Copy out all of the material exactly.
□ □ □ □ □
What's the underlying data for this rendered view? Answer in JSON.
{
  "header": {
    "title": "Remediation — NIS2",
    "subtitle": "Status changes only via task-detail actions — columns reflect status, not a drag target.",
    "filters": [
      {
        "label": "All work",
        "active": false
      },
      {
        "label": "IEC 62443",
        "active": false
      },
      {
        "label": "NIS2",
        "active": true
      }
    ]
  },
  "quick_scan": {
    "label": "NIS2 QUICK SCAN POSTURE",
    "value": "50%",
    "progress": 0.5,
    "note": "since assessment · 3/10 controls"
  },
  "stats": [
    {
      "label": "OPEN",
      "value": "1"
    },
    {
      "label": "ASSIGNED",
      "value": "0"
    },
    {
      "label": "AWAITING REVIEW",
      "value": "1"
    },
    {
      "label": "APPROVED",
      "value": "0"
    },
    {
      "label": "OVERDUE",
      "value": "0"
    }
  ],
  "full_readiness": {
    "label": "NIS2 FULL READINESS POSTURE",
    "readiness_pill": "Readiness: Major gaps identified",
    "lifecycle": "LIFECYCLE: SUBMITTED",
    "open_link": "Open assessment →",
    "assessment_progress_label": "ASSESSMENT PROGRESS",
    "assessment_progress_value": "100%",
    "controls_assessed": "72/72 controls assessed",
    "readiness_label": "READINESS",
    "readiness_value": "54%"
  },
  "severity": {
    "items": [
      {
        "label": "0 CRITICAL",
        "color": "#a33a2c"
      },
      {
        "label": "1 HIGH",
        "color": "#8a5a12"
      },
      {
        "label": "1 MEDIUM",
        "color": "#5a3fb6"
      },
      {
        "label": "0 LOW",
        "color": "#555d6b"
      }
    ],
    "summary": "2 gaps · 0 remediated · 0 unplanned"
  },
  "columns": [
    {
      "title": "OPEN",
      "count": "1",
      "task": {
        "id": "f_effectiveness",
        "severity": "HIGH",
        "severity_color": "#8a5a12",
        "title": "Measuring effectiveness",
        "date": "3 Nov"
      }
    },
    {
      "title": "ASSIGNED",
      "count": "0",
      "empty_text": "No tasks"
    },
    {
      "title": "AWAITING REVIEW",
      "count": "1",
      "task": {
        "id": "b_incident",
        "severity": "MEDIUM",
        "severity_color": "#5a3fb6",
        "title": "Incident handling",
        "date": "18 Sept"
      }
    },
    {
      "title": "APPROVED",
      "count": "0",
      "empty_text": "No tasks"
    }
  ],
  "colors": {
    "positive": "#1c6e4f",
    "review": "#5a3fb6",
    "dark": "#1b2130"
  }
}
□ □ □ □ □
- The response:
What's the underlying data for this rendered view? Answer in JSON.
{
  "header": {
    "title": "Remediation — NIS2",
    "subtitle": "Status changes only via task-detail actions — columns reflect status, not a drag target.",
    "filters": [
      {
        "label": "All work",
        "active": false
      },
      {
        "label": "IEC 62443",
        "active": false
      },
      {
        "label": "NIS2",
        "active": true
      }
    ]
  },
  "quick_scan": {
    "label": "NIS2 QUICK SCAN POSTURE",
    "value": "50%",
    "progress": 0.5,
    "note": "since assessment · 3/10 controls"
  },
  "stats": [
    {
      "label": "OPEN",
      "value": "1"
    },
    {
      "label": "ASSIGNED",
      "value": "0"
    },
    {
      "label": "AWAITING REVIEW",
      "value": "1"
    },
    {
      "label": "APPROVED",
      "value": "0"
    },
    {
      "label": "OVERDUE",
      "value": "0"
    }
  ],
  "full_readiness": {
    "label": "NIS2 FULL READINESS POSTURE",
    "readiness_pill": "Readiness: Major gaps identified",
    "lifecycle": "LIFECYCLE: SUBMITTED",
    "open_link": "Open assessment →",
    "assessment_progress_label": "ASSESSMENT PROGRESS",
    "assessment_progress_value": "100%",
    "controls_assessed": "72/72 controls assessed",
    "readiness_label": "READINESS",
    "readiness_value": "54%"
  },
  "severity": {
    "items": [
      {
        "label": "0 CRITICAL",
        "color": "#a33a2c"
      },
      {
        "label": "1 HIGH",
        "color": "#8a5a12"
      },
      {
        "label": "1 MEDIUM",
        "color": "#5a3fb6"
      },
      {
        "label": "0 LOW",
        "color": "#555d6b"
      }
    ],
    "summary": "2 gaps · 0 remediated · 0 unplanned"
  },
  "columns": [
    {
      "title": "OPEN",
      "count": "1",
      "task": {
        "id": "f_effectiveness",
        "severity": "HIGH",
        "severity_color": "#8a5a12",
        "title": "Measuring effectiveness",
        "date": "3 Nov"
      }
    },
    {
      "title": "ASSIGNED",
      "count": "0",
      "empty_text": "No tasks"
    },
    {
      "title": "AWAITING REVIEW",
      "count": "1",
      "task": {
        "id": "b_incident",
        "severity": "MEDIUM",
        "severity_color": "#5a3fb6",
        "title": "Incident handling",
        "date": "18 Sept"
      }
    },
    {
      "title": "APPROVED",
      "count": "0",
      "empty_text": "No tasks"
    }
  ],
  "colors": {
    "positive": "#1c6e4f",
    "review": "#5a3fb6",
    "dark": "#1b2130"
  }
}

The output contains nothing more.